■ TASK TO COMPLETE ■
From the items below, select every line that contains the string "system" and copy each one. The match is case-sensitive.

■ INPUT FOR THIS TASK ■
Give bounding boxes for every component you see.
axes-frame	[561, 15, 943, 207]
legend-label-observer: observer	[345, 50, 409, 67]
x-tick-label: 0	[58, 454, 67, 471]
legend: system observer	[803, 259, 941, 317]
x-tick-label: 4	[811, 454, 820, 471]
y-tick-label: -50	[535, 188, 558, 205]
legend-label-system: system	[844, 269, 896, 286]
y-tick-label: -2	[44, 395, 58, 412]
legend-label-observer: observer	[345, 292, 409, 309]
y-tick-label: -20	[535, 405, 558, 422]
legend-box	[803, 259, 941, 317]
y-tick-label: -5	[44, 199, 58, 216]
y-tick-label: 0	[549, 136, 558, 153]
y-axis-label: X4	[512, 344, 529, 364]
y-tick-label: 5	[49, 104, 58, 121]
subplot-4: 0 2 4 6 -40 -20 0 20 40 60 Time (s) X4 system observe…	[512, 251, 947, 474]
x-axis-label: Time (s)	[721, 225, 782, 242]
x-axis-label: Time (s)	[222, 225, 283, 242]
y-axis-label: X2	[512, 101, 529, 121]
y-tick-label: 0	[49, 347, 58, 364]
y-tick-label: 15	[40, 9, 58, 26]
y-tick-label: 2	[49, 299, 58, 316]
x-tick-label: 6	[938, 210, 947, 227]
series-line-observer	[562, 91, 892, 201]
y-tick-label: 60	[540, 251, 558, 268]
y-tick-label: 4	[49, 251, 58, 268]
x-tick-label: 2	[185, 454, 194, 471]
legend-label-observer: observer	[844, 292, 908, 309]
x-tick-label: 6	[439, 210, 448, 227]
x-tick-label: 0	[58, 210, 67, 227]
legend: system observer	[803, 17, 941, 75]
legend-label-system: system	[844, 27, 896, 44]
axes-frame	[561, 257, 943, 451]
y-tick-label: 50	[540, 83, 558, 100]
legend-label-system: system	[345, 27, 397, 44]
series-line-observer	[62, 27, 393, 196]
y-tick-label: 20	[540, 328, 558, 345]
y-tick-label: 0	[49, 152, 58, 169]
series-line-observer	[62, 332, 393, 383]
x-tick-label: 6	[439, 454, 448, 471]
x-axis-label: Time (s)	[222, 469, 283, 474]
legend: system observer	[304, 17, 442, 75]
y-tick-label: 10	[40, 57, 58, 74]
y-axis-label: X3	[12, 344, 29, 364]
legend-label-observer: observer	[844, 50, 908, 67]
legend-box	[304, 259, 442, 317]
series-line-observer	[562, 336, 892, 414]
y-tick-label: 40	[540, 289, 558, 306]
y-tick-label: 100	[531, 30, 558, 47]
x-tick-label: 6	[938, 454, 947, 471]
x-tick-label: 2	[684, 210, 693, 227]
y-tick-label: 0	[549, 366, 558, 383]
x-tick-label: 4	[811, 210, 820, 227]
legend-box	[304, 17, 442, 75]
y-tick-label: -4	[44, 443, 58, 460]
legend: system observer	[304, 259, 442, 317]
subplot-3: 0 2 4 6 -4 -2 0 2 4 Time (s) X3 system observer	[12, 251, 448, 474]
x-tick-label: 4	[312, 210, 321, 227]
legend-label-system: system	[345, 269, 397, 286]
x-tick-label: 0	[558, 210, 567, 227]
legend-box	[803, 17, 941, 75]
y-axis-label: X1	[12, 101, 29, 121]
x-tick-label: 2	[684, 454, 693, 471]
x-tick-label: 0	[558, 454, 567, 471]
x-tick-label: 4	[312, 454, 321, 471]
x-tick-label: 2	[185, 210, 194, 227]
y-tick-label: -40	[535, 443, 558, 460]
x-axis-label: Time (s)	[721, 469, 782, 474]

■ ANSWER BELOW ■
legend: system observer	[803, 259, 941, 317]
legend-label-system: system	[844, 269, 896, 286]
subplot-4: 0 2 4 6 -40 -20 0 20 40 60 Time (s) X4 system observe…	[512, 251, 947, 474]
legend: system observer	[803, 17, 941, 75]
legend-label-system: system	[844, 27, 896, 44]
legend-label-system: system	[345, 27, 397, 44]
legend: system observer	[304, 17, 442, 75]
legend: system observer	[304, 259, 442, 317]
subplot-3: 0 2 4 6 -4 -2 0 2 4 Time (s) X3 system observer	[12, 251, 448, 474]
legend-label-system: system	[345, 269, 397, 286]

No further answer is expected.